### Your instructions
Return all of the entries word for word, but omit the pictures they contain.

______

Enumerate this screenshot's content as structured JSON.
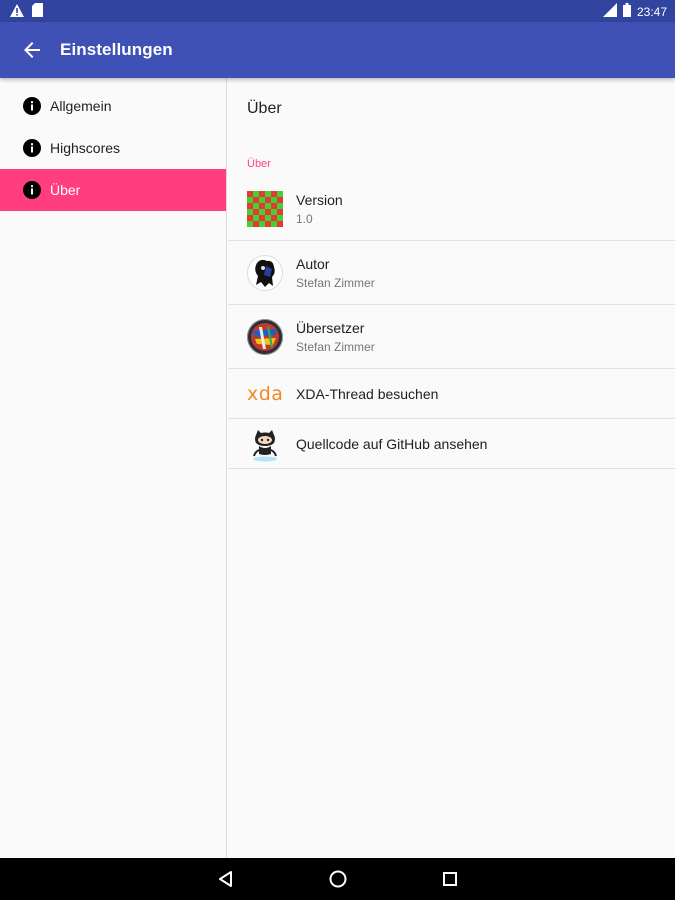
{
  "status_bar": {
    "time": "23:47",
    "icons": [
      "warning-icon",
      "sd-card-icon",
      "signal-icon",
      "battery-icon"
    ]
  },
  "app_bar": {
    "title": "Einstellungen",
    "back_icon": "arrow-back-icon"
  },
  "sidebar": {
    "items": [
      {
        "label": "Allgemein",
        "icon": "info-icon",
        "active": false
      },
      {
        "label": "Highscores",
        "icon": "info-icon",
        "active": false
      },
      {
        "label": "Über",
        "icon": "info-icon",
        "active": true
      }
    ]
  },
  "content": {
    "header": "Über",
    "section_label": "Über",
    "prefs": [
      {
        "title": "Version",
        "summary": "1.0",
        "icon": "checkerboard-icon"
      },
      {
        "title": "Autor",
        "summary": "Stefan Zimmer",
        "icon": "author-avatar-icon"
      },
      {
        "title": "Übersetzer",
        "summary": "Stefan Zimmer",
        "icon": "translator-avatar-icon"
      },
      {
        "title": "XDA-Thread besuchen",
        "icon": "xda-logo-icon",
        "logo_text": "xda"
      },
      {
        "title": "Quellcode auf GitHub ansehen",
        "icon": "github-octocat-icon"
      }
    ]
  },
  "nav_bar": {
    "icons": [
      "back-triangle-icon",
      "home-circle-icon",
      "recents-square-icon"
    ]
  },
  "colors": {
    "primary": "#3f51b5",
    "primary_dark": "#3145a0",
    "accent": "#ff3d7f",
    "background": "#fafafa"
  }
}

______

### The completed task
Enumerate this screenshot's content as structured JSON.
{
  "status_bar": {
    "time": "23:47",
    "icons": [
      "warning-icon",
      "sd-card-icon",
      "signal-icon",
      "battery-icon"
    ]
  },
  "app_bar": {
    "title": "Einstellungen",
    "back_icon": "arrow-back-icon"
  },
  "sidebar": {
    "items": [
      {
        "label": "Allgemein",
        "icon": "info-icon",
        "active": false
      },
      {
        "label": "Highscores",
        "icon": "info-icon",
        "active": false
      },
      {
        "label": "Über",
        "icon": "info-icon",
        "active": true
      }
    ]
  },
  "content": {
    "header": "Über",
    "section_label": "Über",
    "prefs": [
      {
        "title": "Version",
        "summary": "1.0",
        "icon": "checkerboard-icon"
      },
      {
        "title": "Autor",
        "summary": "Stefan Zimmer",
        "icon": "author-avatar-icon"
      },
      {
        "title": "Übersetzer",
        "summary": "Stefan Zimmer",
        "icon": "translator-avatar-icon"
      },
      {
        "title": "XDA-Thread besuchen",
        "icon": "xda-logo-icon",
        "logo_text": "xda"
      },
      {
        "title": "Quellcode auf GitHub ansehen",
        "icon": "github-octocat-icon"
      }
    ]
  },
  "nav_bar": {
    "icons": [
      "back-triangle-icon",
      "home-circle-icon",
      "recents-square-icon"
    ]
  },
  "colors": {
    "primary": "#3f51b5",
    "primary_dark": "#3145a0",
    "accent": "#ff3d7f",
    "background": "#fafafa"
  }
}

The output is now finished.